_WORK TO BE COMPLETED_
Reproduce the lines of the listing below, beginning at the line that contains "page-scrollbar[interactable] [1345, 0, 1360, 937]" and stopping after the line that contains "address-divider [869, 528, 1228, 529]".

— BEGIN SUPPLIED RECORDS —

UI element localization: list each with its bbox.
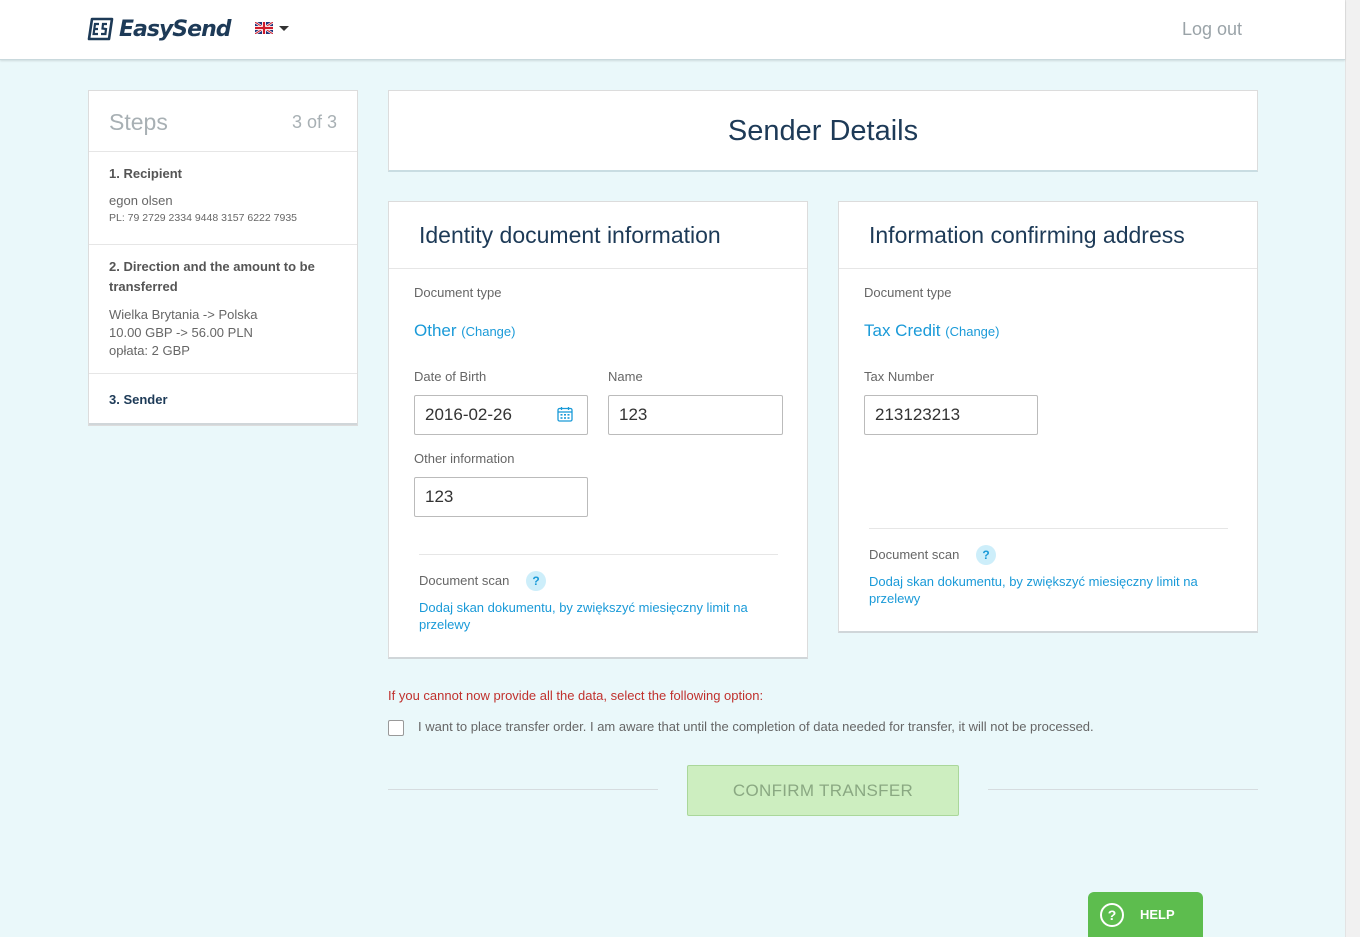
page-scrollbar[interactable] [1345, 0, 1360, 937]
identity-doc-type-value: Other [414, 321, 457, 340]
page-title-box: Sender Details [388, 90, 1258, 172]
uk-flag-icon [255, 22, 273, 34]
identity-divider [419, 554, 778, 555]
identity-card-header: Identity document information [389, 202, 807, 269]
chevron-down-icon [279, 25, 289, 31]
name-label: Name [608, 369, 643, 384]
address-doc-type-value: Tax Credit [864, 321, 941, 340]
address-divider [869, 528, 1228, 529]
identity-document-card: Identity document information Document t… [388, 201, 808, 659]
other-info-value: 123 [425, 487, 454, 506]
other-info-input[interactable]: 123 [414, 477, 588, 517]
address-card-header: Information confirming address [839, 202, 1257, 269]
step-recipient-title: 1. Recipient [109, 166, 182, 181]
address-change-link[interactable]: (Change) [945, 324, 999, 339]
recipient-name: egon olsen [109, 193, 173, 208]
steps-header: Steps 3 of 3 [89, 91, 357, 152]
help-label: HELP [1140, 907, 1175, 922]
steps-count: 3 of 3 [291, 112, 337, 132]
dob-input[interactable]: 2016-02-26 [414, 395, 588, 435]
step-direction-title-line2: transferred [109, 279, 178, 294]
place-order-checkbox-label[interactable]: I want to place transfer order. I am awa… [418, 719, 1094, 734]
place-order-checkbox[interactable] [388, 720, 404, 736]
step-direction-title-line1: 2. Direction and the amount to be [109, 259, 315, 274]
incomplete-data-warning: If you cannot now provide all the data, … [388, 688, 764, 703]
logo-mark-icon [87, 17, 114, 41]
address-scan-link[interactable]: Dodaj skan dokumentu, by zwiększyć miesi… [869, 573, 1239, 607]
confirm-divider-right [988, 789, 1258, 790]
dob-label: Date of Birth [414, 369, 487, 384]
name-input[interactable]: 123 [608, 395, 783, 435]
identity-scan-link[interactable]: Dodaj skan dokumentu, by zwiększyć miesi… [419, 599, 789, 633]
step-sender[interactable]: 3. Sender [89, 374, 357, 425]
brand-name: EasySend [119, 16, 231, 42]
confirm-transfer-button[interactable]: CONFIRM TRANSFER [687, 765, 959, 816]
help-question-icon[interactable]: ? [526, 571, 546, 591]
step-sender-title: 3. Sender [109, 392, 168, 407]
dob-value: 2016-02-26 [425, 405, 512, 424]
identity-scan-link-line1: Dodaj skan dokumentu, by zwiększyć miesi… [419, 600, 748, 615]
address-confirmation-card: Information confirming address Document … [838, 201, 1258, 633]
steps-title: Steps [109, 109, 168, 135]
step-recipient[interactable]: 1. Recipient egon olsen PL: 79 2729 2334… [89, 152, 357, 245]
calendar-icon[interactable] [557, 406, 573, 422]
logout-link[interactable]: Log out [1182, 19, 1242, 40]
transfer-direction: Wielka Brytania -> Polska [109, 307, 258, 322]
address-doc-type-label: Document type [864, 285, 952, 300]
help-circle-icon: ? [1100, 902, 1124, 927]
identity-card-title: Identity document information [419, 222, 721, 248]
other-info-label: Other information [414, 451, 515, 466]
identity-doc-type: Other (Change) [414, 321, 515, 341]
name-value: 123 [619, 405, 648, 424]
address-scan-link-line2: przelewy [869, 591, 921, 606]
recipient-account: PL: 79 2729 2334 9448 3157 6222 7935 [109, 212, 298, 224]
tax-number-value: 213123213 [875, 405, 961, 424]
help-button[interactable]: ? HELP [1088, 892, 1203, 937]
identity-scan-link-line2: przelewy [419, 617, 471, 632]
easysend-logo[interactable]: EasySend [87, 14, 231, 44]
transfer-amount: 10.00 GBP -> 56.00 PLN [109, 325, 253, 340]
tax-number-label: Tax Number [864, 369, 935, 384]
step-direction-amount[interactable]: 2. Direction and the amount to be transf… [89, 245, 357, 374]
help-question-icon[interactable]: ? [976, 545, 996, 565]
address-card-title: Information confirming address [869, 222, 1185, 248]
confirm-divider-left [388, 789, 658, 790]
transfer-fee: opłata: 2 GBP [109, 343, 190, 358]
tax-number-input[interactable]: 213123213 [864, 395, 1038, 435]
address-scan-link-line1: Dodaj skan dokumentu, by zwiększyć miesi… [869, 574, 1198, 589]
identity-doc-type-label: Document type [414, 285, 502, 300]
language-selector[interactable] [255, 22, 289, 34]
page-title: Sender Details [727, 115, 919, 147]
identity-scan-label: Document scan [419, 573, 510, 588]
steps-panel: Steps 3 of 3 1. Recipient egon olsen PL:… [88, 90, 358, 426]
address-doc-type: Tax Credit (Change) [864, 321, 999, 341]
identity-change-link[interactable]: (Change) [461, 324, 515, 339]
top-navbar: EasySend Log out [0, 0, 1345, 60]
address-scan-label: Document scan [869, 547, 960, 562]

— END SUPPLIED RECORDS —

_EXERCISE RESULT_
page-scrollbar[interactable] [1345, 0, 1360, 937]
identity-doc-type-value: Other [414, 321, 457, 340]
page-title-box: Sender Details [388, 90, 1258, 172]
uk-flag-icon [255, 22, 273, 34]
identity-divider [419, 554, 778, 555]
identity-card-header: Identity document information [389, 202, 807, 269]
chevron-down-icon [279, 25, 289, 31]
name-label: Name [608, 369, 643, 384]
address-doc-type-value: Tax Credit [864, 321, 941, 340]
address-divider [869, 528, 1228, 529]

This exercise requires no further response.